------ Extracted information
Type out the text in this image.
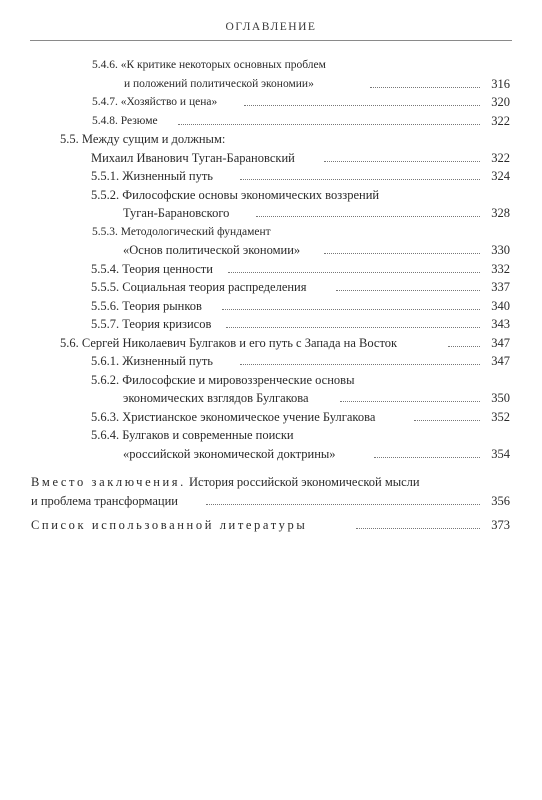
ОГЛАВЛЕНИЕ
5.4.6. «К критике некоторых основных проблем
и положений политической экономии»	316
5.4.7. «Хозяйство и цена»	320
5.4.8. Резюме	322
5.5. Между сущим и должным:
Михаил Иванович Туган-Барановский	322
5.5.1. Жизненный путь	324
5.5.2. Философские основы экономических воззрений
Туган-Барановского	328
5.5.3. Методологический фундамент
«Основ политической экономии»	330
5.5.4. Теория ценности	332
5.5.5. Социальная теория распределения	337
5.5.6. Теория рынков	340
5.5.7. Теория кризисов	343
5.6. Сергей Николаевич Булгаков и его путь с Запада на Восток	347
5.6.1. Жизненный путь	347
5.6.2. Философские и мировоззренческие основы
экономических взглядов Булгакова	350
5.6.3. Христианское экономическое учение Булгакова	352
5.6.4. Булгаков и современные поиски
«российской экономической доктрины»	354
Вместо заключения. История российской экономической мысли
и проблема трансформации	356
Список использованной литературы	373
------------
**Problem statement:** Print out the lines exactly, skipping any picture.

**Response for this exercise:**
Type out the text in this image.
ОГЛАВЛЕНИЕ
5.4.6. «К критике некоторых основных проблем
и положений политической экономии»	316
5.4.7. «Хозяйство и цена»	320
5.4.8. Резюме	322
5.5. Между сущим и должным:
Михаил Иванович Туган-Барановский	322
5.5.1. Жизненный путь	324
5.5.2. Философские основы экономических воззрений
Туган-Барановского	328
5.5.3. Методологический фундамент
«Основ политической экономии»	330
5.5.4. Теория ценности	332
5.5.5. Социальная теория распределения	337
5.5.6. Теория рынков	340
5.5.7. Теория кризисов	343
5.6. Сергей Николаевич Булгаков и его путь с Запада на Восток	347
5.6.1. Жизненный путь	347
5.6.2. Философские и мировоззренческие основы
экономических взглядов Булгакова	350
5.6.3. Христианское экономическое учение Булгакова	352
5.6.4. Булгаков и современные поиски
«российской экономической доктрины»	354
Вместо заключения. История российской экономической мысли
и проблема трансформации	356
Список использованной литературы	373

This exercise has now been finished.